-- BEGIN --
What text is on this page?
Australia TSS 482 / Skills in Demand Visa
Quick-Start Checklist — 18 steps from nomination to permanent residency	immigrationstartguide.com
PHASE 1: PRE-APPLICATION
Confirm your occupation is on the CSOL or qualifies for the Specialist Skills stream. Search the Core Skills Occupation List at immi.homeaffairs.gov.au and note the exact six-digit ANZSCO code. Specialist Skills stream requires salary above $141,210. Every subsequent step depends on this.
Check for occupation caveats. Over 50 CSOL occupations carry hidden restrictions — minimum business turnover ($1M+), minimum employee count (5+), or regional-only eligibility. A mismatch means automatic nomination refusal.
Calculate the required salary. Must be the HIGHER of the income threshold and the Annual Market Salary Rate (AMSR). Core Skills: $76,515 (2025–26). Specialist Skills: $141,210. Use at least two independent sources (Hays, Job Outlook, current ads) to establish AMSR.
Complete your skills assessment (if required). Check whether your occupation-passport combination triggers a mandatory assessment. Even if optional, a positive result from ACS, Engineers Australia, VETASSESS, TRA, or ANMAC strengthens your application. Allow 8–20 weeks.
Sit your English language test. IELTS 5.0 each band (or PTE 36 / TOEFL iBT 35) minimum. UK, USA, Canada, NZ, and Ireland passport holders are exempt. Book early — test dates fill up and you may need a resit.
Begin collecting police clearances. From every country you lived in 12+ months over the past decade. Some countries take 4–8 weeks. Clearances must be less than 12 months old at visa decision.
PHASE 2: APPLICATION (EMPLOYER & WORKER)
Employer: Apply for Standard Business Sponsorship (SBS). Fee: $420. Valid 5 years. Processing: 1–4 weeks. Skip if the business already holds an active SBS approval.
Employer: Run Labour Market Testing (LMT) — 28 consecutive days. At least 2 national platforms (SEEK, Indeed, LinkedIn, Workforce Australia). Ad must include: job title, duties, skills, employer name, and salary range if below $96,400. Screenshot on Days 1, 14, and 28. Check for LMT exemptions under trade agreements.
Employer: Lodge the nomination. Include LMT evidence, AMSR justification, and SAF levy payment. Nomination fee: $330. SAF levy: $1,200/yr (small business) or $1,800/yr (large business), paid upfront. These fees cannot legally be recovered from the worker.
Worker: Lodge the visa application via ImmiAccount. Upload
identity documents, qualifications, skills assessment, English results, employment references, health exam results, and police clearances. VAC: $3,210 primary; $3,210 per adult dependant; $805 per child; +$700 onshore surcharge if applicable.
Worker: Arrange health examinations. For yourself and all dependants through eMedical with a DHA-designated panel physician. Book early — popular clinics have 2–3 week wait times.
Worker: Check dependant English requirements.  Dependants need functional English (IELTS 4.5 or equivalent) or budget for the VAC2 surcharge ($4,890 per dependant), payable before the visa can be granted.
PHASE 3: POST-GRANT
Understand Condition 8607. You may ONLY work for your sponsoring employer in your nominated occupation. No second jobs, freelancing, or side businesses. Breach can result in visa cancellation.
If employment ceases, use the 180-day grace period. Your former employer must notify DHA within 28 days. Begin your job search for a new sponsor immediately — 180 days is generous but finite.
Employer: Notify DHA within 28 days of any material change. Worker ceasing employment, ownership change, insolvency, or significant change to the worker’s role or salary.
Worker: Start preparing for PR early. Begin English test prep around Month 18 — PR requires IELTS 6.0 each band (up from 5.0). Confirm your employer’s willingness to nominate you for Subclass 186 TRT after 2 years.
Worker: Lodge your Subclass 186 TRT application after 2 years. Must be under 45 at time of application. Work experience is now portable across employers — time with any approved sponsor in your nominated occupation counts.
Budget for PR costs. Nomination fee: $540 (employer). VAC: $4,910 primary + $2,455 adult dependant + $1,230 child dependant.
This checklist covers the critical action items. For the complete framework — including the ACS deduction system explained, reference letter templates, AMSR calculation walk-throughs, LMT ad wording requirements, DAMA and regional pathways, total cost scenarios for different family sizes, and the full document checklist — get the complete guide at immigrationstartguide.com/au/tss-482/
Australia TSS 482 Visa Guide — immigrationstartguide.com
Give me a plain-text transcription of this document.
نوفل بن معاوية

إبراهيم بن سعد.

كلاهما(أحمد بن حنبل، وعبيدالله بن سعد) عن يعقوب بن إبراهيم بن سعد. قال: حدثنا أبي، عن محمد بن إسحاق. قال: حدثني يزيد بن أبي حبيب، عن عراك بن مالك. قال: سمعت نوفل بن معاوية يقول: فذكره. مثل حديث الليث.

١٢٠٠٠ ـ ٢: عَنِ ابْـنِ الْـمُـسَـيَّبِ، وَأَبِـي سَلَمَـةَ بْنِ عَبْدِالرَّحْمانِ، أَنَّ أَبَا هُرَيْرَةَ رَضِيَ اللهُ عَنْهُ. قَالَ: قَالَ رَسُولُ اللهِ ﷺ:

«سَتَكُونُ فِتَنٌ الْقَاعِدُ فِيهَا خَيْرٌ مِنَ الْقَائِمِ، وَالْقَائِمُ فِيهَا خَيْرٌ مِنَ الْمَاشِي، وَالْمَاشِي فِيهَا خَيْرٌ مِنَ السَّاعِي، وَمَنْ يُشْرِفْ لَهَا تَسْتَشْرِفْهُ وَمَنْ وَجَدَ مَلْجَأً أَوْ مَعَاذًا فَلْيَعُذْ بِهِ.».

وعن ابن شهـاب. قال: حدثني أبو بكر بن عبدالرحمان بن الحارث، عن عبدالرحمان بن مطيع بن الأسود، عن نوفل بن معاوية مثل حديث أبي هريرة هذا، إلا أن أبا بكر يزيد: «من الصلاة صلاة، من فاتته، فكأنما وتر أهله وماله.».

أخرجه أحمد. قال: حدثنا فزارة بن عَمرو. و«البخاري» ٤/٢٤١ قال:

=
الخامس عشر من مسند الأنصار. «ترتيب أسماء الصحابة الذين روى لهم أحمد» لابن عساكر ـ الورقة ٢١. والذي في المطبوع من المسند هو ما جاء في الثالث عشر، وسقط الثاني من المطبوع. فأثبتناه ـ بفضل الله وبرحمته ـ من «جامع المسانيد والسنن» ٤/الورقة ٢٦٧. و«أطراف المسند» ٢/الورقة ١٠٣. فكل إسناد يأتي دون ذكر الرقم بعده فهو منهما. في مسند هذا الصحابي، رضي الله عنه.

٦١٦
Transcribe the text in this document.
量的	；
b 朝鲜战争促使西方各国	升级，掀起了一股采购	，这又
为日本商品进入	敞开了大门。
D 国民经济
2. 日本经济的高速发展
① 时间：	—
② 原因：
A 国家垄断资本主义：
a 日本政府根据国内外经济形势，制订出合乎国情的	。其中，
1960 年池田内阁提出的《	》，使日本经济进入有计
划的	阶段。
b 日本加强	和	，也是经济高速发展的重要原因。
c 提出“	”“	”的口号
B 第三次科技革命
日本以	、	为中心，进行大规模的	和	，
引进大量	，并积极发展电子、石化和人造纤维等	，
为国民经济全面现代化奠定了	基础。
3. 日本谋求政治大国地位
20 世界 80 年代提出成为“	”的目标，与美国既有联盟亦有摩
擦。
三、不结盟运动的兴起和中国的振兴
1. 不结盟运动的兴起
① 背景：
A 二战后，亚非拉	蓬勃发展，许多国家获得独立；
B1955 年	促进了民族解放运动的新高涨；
-- END --
_Aim:_ Using the data above, reproduce every line exactly.

_The response:_
What text is on this page?
Australia TSS 482 / Skills in Demand Visa
Quick-Start Checklist — 18 steps from nomination to permanent residency	immigrationstartguide.com
PHASE 1: PRE-APPLICATION
Confirm your occupation is on the CSOL or qualifies for the Specialist Skills stream. Search the Core Skills Occupation List at immi.homeaffairs.gov.au and note the exact six-digit ANZSCO code. Specialist Skills stream requires salary above $141,210. Every subsequent step depends on this.
Check for occupation caveats. Over 50 CSOL occupations carry hidden restrictions — minimum business turnover ($1M+), minimum employee count (5+), or regional-only eligibility. A mismatch means automatic nomination refusal.
Calculate the required salary. Must be the HIGHER of the income threshold and the Annual Market Salary Rate (AMSR). Core Skills: $76,515 (2025–26). Specialist Skills: $141,210. Use at least two independent sources (Hays, Job Outlook, current ads) to establish AMSR.
Complete your skills assessment (if required). Check whether your occupation-passport combination triggers a mandatory assessment. Even if optional, a positive result from ACS, Engineers Australia, VETASSESS, TRA, or ANMAC strengthens your application. Allow 8–20 weeks.
Sit your English language test. IELTS 5.0 each band (or PTE 36 / TOEFL iBT 35) minimum. UK, USA, Canada, NZ, and Ireland passport holders are exempt. Book early — test dates fill up and you may need a resit.
Begin collecting police clearances. From every country you lived in 12+ months over the past decade. Some countries take 4–8 weeks. Clearances must be less than 12 months old at visa decision.
PHASE 2: APPLICATION (EMPLOYER & WORKER)
Employer: Apply for Standard Business Sponsorship (SBS). Fee: $420. Valid 5 years. Processing: 1–4 weeks. Skip if the business already holds an active SBS approval.
Employer: Run Labour Market Testing (LMT) — 28 consecutive days. At least 2 national platforms (SEEK, Indeed, LinkedIn, Workforce Australia). Ad must include: job title, duties, skills, employer name, and salary range if below $96,400. Screenshot on Days 1, 14, and 28. Check for LMT exemptions under trade agreements.
Employer: Lodge the nomination. Include LMT evidence, AMSR justification, and SAF levy payment. Nomination fee: $330. SAF levy: $1,200/yr (small business) or $1,800/yr (large business), paid upfront. These fees cannot legally be recovered from the worker.
Worker: Lodge the visa application via ImmiAccount. Upload
identity documents, qualifications, skills assessment, English results, employment references, health exam results, and police clearances. VAC: $3,210 primary; $3,210 per adult dependant; $805 per child; +$700 onshore surcharge if applicable.
Worker: Arrange health examinations. For yourself and all dependants through eMedical with a DHA-designated panel physician. Book early — popular clinics have 2–3 week wait times.
Worker: Check dependant English requirements.  Dependants need functional English (IELTS 4.5 or equivalent) or budget for the VAC2 surcharge ($4,890 per dependant), payable before the visa can be granted.
PHASE 3: POST-GRANT
Understand Condition 8607. You may ONLY work for your sponsoring employer in your nominated occupation. No second jobs, freelancing, or side businesses. Breach can result in visa cancellation.
If employment ceases, use the 180-day grace period. Your former employer must notify DHA within 28 days. Begin your job search for a new sponsor immediately — 180 days is generous but finite.
Employer: Notify DHA within 28 days of any material change. Worker ceasing employment, ownership change, insolvency, or significant change to the worker’s role or salary.
Worker: Start preparing for PR early. Begin English test prep around Month 18 — PR requires IELTS 6.0 each band (up from 5.0). Confirm your employer’s willingness to nominate you for Subclass 186 TRT after 2 years.
Worker: Lodge your Subclass 186 TRT application after 2 years. Must be under 45 at time of application. Work experience is now portable across employers — time with any approved sponsor in your nominated occupation counts.
Budget for PR costs. Nomination fee: $540 (employer). VAC: $4,910 primary + $2,455 adult dependant + $1,230 child dependant.
This checklist covers the critical action items. For the complete framework — including the ACS deduction system explained, reference letter templates, AMSR calculation walk-throughs, LMT ad wording requirements, DAMA and regional pathways, total cost scenarios for different family sizes, and the full document checklist — get the complete guide at immigrationstartguide.com/au/tss-482/
Australia TSS 482 Visa Guide — immigrationstartguide.com
Give me a plain-text transcription of this document.
نوفل بن معاوية

إبراهيم بن سعد.

كلاهما(أحمد بن حنبل، وعبيدالله بن سعد) عن يعقوب بن إبراهيم بن سعد. قال: حدثنا أبي، عن محمد بن إسحاق. قال: حدثني يزيد بن أبي حبيب، عن عراك بن مالك. قال: سمعت نوفل بن معاوية يقول: فذكره. مثل حديث الليث.

١٢٠٠٠ ـ ٢: عَنِ ابْـنِ الْـمُـسَـيَّبِ، وَأَبِـي سَلَمَـةَ بْنِ عَبْدِالرَّحْمانِ، أَنَّ أَبَا هُرَيْرَةَ رَضِيَ اللهُ عَنْهُ. قَالَ: قَالَ رَسُولُ اللهِ ﷺ:

«سَتَكُونُ فِتَنٌ الْقَاعِدُ فِيهَا خَيْرٌ مِنَ الْقَائِمِ، وَالْقَائِمُ فِيهَا خَيْرٌ مِنَ الْمَاشِي، وَالْمَاشِي فِيهَا خَيْرٌ مِنَ السَّاعِي، وَمَنْ يُشْرِفْ لَهَا تَسْتَشْرِفْهُ وَمَنْ وَجَدَ مَلْجَأً أَوْ مَعَاذًا فَلْيَعُذْ بِهِ.».

وعن ابن شهـاب. قال: حدثني أبو بكر بن عبدالرحمان بن الحارث، عن عبدالرحمان بن مطيع بن الأسود، عن نوفل بن معاوية مثل حديث أبي هريرة هذا، إلا أن أبا بكر يزيد: «من الصلاة صلاة، من فاتته، فكأنما وتر أهله وماله.».

أخرجه أحمد. قال: حدثنا فزارة بن عَمرو. و«البخاري» ٤/٢٤١ قال:

=
الخامس عشر من مسند الأنصار. «ترتيب أسماء الصحابة الذين روى لهم أحمد» لابن عساكر ـ الورقة ٢١. والذي في المطبوع من المسند هو ما جاء في الثالث عشر، وسقط الثاني من المطبوع. فأثبتناه ـ بفضل الله وبرحمته ـ من «جامع المسانيد والسنن» ٤/الورقة ٢٦٧. و«أطراف المسند» ٢/الورقة ١٠٣. فكل إسناد يأتي دون ذكر الرقم بعده فهو منهما. في مسند هذا الصحابي، رضي الله عنه.

٦١٦
Transcribe the text in this document.
量的	；
b 朝鲜战争促使西方各国	升级，掀起了一股采购	，这又
为日本商品进入	敞开了大门。
D 国民经济
2. 日本经济的高速发展
① 时间：	—
② 原因：
A 国家垄断资本主义：
a 日本政府根据国内外经济形势，制订出合乎国情的	。其中，
1960 年池田内阁提出的《	》，使日本经济进入有计
划的	阶段。
b 日本加强	和	，也是经济高速发展的重要原因。
c 提出“	”“	”的口号
B 第三次科技革命
日本以	、	为中心，进行大规模的	和	，
引进大量	，并积极发展电子、石化和人造纤维等	，
为国民经济全面现代化奠定了	基础。
3. 日本谋求政治大国地位
20 世界 80 年代提出成为“	”的目标，与美国既有联盟亦有摩
擦。
三、不结盟运动的兴起和中国的振兴
1. 不结盟运动的兴起
① 背景：
A 二战后，亚非拉	蓬勃发展，许多国家获得独立；
B1955 年	促进了民族解放运动的新高涨；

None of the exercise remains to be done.